▶ [Stated problem]: Go through the listing beneath this task and return every line that carries the string "quintly".

Figure content listings
═══

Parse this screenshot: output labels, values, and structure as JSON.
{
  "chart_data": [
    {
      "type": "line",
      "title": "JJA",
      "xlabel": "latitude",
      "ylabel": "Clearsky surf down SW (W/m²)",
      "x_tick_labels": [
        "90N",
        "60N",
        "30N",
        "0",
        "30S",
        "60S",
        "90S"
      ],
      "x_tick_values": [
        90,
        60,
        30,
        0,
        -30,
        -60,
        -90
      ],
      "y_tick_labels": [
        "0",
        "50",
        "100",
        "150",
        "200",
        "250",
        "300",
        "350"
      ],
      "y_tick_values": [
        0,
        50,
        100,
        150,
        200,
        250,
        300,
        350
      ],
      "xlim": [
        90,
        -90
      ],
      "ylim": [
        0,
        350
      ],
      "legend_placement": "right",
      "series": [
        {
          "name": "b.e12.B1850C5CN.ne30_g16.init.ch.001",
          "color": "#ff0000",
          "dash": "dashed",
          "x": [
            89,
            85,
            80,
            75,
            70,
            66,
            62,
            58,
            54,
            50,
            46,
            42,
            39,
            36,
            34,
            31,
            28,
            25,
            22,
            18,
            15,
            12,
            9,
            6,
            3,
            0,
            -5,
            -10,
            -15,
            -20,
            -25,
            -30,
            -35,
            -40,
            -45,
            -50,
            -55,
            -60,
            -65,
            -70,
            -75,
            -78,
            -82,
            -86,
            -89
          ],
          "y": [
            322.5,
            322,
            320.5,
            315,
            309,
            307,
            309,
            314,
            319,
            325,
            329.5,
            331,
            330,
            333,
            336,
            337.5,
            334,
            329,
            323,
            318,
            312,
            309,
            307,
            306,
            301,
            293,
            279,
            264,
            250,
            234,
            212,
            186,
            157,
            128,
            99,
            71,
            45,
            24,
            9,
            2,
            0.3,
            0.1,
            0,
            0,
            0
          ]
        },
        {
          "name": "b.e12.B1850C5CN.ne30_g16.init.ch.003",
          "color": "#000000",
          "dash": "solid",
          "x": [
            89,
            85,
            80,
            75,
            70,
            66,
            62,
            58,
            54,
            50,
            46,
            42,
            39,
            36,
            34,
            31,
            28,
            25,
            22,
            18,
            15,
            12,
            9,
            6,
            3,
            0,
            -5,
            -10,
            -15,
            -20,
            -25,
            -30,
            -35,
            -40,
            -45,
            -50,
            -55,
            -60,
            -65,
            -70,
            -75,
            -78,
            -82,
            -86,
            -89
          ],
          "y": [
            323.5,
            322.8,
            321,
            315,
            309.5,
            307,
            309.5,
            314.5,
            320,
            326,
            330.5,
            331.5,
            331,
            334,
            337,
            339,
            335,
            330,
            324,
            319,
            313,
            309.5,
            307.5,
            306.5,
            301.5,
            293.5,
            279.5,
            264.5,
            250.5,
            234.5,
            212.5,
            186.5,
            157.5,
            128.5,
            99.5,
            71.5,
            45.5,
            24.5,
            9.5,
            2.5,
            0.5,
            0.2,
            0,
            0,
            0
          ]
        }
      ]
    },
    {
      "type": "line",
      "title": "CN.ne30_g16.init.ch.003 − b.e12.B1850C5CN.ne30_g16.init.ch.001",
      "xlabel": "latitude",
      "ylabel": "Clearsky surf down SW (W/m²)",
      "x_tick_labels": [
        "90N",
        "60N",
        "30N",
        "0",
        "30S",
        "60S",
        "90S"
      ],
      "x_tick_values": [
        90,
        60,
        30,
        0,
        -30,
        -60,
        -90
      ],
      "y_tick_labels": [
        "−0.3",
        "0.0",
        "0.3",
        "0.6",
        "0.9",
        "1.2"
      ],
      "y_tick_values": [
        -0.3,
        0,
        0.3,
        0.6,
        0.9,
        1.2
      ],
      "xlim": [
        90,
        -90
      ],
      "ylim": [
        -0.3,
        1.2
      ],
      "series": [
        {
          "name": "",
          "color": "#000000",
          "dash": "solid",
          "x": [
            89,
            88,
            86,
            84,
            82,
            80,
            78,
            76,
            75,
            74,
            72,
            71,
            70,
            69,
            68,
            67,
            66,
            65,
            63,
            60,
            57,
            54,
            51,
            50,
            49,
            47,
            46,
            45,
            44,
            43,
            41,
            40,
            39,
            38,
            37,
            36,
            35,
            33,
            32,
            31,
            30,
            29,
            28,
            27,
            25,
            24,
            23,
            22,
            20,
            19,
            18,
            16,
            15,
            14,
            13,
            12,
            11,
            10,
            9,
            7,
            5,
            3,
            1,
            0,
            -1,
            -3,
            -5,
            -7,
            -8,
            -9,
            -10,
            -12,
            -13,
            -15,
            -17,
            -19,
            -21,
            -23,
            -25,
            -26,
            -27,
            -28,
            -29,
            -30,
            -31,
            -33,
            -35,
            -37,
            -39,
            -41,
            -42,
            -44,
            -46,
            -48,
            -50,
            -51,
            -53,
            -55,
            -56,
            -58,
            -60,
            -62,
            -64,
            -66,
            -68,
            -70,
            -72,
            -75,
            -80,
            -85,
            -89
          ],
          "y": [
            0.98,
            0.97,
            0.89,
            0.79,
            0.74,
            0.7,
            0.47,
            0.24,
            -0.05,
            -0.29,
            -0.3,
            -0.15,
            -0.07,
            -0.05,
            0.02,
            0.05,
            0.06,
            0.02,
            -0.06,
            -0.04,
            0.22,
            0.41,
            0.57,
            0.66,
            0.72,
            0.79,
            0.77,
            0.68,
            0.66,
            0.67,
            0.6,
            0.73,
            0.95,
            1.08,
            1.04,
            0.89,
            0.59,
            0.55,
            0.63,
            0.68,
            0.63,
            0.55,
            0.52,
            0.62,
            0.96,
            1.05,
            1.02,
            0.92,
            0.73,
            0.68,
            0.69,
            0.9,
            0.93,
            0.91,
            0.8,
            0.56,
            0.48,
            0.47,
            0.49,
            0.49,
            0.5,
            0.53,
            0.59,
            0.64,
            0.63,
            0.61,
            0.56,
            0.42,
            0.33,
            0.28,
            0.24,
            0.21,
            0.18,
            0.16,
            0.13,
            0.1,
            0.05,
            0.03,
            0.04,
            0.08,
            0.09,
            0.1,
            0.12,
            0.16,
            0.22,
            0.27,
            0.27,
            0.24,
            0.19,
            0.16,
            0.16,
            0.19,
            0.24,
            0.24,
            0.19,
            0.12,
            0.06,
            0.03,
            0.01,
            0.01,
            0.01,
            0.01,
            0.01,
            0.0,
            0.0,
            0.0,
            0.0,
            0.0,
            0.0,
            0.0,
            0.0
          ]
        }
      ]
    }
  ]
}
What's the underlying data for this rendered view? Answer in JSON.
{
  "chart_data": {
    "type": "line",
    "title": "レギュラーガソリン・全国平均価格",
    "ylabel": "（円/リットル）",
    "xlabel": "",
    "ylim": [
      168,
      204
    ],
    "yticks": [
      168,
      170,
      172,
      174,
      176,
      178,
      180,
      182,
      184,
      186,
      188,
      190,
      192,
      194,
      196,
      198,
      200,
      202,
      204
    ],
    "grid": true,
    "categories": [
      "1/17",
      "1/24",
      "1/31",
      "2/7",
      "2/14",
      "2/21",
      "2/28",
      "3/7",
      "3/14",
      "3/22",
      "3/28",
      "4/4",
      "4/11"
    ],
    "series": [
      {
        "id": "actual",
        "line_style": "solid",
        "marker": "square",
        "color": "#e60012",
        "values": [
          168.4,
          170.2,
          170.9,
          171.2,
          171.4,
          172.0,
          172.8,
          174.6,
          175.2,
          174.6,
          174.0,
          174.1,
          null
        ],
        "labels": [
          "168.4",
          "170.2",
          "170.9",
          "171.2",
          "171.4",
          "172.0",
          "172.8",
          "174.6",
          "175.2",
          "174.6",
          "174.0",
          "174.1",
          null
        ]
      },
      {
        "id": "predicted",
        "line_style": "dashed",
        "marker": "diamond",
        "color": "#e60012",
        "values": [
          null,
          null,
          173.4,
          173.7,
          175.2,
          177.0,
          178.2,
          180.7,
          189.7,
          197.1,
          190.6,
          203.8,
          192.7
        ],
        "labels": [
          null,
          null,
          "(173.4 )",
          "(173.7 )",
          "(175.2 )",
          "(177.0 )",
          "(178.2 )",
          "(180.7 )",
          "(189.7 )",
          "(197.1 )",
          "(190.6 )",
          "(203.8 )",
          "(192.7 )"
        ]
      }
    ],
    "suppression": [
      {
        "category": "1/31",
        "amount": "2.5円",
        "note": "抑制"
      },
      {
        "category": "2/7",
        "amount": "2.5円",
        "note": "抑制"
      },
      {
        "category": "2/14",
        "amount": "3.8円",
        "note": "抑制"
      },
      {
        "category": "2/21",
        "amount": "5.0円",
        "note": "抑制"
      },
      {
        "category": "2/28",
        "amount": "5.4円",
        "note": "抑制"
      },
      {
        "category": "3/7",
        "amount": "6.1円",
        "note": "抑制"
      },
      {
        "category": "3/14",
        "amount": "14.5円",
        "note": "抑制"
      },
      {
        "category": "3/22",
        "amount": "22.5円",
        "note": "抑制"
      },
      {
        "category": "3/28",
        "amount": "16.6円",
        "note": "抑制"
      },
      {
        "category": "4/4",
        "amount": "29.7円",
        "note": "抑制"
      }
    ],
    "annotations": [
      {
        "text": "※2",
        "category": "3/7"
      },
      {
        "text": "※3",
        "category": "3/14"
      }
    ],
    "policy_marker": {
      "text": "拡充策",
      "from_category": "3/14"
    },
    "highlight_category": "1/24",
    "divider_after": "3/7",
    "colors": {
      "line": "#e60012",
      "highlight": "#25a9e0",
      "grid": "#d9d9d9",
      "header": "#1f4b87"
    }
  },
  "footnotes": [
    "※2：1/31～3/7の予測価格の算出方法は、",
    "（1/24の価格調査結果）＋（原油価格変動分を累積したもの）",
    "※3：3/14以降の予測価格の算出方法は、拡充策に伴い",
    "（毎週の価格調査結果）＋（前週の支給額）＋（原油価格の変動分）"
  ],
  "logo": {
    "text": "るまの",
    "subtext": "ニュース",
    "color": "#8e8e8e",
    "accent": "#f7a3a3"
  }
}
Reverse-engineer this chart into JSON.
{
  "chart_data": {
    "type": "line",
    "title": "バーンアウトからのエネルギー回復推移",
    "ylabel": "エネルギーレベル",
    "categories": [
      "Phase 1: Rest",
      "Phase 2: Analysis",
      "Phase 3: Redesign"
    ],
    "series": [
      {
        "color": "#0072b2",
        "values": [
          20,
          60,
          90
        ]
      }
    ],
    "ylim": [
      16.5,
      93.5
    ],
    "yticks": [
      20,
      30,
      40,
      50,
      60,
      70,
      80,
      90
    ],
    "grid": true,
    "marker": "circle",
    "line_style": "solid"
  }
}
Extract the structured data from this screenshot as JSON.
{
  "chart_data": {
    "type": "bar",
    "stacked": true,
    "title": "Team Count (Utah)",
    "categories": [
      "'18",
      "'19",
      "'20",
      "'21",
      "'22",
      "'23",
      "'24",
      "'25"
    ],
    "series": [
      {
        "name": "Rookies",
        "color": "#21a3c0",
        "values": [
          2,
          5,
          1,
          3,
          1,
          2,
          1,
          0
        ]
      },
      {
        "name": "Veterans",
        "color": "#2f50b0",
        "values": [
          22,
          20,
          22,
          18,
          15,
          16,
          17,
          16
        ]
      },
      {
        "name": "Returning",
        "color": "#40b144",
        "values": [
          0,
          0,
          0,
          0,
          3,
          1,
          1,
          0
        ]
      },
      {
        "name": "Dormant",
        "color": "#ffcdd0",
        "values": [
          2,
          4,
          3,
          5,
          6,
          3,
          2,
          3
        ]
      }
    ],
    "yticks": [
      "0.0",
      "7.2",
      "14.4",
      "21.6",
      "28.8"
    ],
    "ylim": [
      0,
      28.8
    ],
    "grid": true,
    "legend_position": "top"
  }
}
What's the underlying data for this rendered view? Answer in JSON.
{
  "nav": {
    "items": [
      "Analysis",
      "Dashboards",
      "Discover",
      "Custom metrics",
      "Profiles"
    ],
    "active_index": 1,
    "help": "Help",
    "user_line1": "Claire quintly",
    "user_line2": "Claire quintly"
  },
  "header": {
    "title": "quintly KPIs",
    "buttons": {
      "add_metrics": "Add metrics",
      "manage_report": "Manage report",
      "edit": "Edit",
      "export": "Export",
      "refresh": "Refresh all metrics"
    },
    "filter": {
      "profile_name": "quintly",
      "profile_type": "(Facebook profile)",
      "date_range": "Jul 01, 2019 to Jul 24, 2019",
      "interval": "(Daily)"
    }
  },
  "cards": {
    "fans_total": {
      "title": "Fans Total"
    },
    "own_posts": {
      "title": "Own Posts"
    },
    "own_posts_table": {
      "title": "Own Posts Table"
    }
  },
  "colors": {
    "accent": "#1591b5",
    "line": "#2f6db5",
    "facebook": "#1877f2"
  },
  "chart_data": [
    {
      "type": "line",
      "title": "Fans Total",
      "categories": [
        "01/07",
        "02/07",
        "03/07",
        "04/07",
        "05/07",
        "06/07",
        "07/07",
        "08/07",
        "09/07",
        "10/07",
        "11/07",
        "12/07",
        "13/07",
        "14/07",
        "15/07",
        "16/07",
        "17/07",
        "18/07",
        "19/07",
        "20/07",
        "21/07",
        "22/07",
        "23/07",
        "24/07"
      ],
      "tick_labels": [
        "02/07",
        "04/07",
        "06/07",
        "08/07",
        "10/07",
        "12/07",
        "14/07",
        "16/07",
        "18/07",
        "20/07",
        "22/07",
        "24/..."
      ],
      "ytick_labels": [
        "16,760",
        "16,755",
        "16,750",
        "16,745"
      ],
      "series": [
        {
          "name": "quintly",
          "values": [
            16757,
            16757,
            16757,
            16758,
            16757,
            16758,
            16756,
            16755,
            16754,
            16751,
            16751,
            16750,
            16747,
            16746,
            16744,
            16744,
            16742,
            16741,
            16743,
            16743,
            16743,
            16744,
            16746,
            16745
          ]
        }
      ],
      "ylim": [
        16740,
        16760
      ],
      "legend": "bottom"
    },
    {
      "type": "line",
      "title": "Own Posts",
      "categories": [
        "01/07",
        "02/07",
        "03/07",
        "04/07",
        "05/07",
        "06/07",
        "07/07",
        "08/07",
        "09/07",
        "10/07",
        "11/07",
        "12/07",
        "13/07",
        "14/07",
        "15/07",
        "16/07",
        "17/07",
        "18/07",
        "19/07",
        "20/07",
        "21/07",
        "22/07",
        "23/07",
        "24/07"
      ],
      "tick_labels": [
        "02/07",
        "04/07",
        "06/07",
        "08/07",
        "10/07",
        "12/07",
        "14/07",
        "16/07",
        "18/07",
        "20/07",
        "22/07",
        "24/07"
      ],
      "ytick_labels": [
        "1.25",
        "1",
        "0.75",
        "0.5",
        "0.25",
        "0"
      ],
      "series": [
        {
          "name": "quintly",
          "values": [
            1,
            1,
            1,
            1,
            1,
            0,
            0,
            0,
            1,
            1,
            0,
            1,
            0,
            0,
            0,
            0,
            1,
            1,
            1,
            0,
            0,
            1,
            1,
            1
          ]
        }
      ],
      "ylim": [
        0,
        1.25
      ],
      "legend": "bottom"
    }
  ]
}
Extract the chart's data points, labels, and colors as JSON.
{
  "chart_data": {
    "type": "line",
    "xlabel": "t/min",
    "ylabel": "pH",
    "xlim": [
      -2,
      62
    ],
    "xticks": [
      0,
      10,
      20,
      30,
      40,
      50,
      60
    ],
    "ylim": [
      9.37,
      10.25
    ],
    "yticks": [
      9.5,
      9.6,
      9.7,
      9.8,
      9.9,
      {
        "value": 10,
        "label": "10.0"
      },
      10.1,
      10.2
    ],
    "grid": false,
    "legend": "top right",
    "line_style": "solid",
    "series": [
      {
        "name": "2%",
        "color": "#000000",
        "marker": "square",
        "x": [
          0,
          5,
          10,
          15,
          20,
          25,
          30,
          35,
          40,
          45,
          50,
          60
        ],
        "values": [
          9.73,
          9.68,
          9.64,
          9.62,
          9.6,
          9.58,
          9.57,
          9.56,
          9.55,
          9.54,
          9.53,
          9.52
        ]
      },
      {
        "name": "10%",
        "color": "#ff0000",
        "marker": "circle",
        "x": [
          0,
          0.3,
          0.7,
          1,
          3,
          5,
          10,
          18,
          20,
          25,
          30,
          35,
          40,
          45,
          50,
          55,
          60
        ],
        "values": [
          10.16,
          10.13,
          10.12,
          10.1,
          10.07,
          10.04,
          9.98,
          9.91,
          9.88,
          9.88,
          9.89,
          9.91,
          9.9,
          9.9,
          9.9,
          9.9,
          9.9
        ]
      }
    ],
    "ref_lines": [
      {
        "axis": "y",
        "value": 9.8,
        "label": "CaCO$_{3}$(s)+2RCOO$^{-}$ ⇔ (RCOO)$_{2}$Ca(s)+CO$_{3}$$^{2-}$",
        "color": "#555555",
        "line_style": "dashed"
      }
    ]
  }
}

═══

▶ [The completed task]:
    "user_line1": "Claire quintly",
    "user_line2": "Claire quintly"
    "title": "quintly KPIs",
      "profile_name": "quintly",
          "name": "quintly",
          "name": "quintly",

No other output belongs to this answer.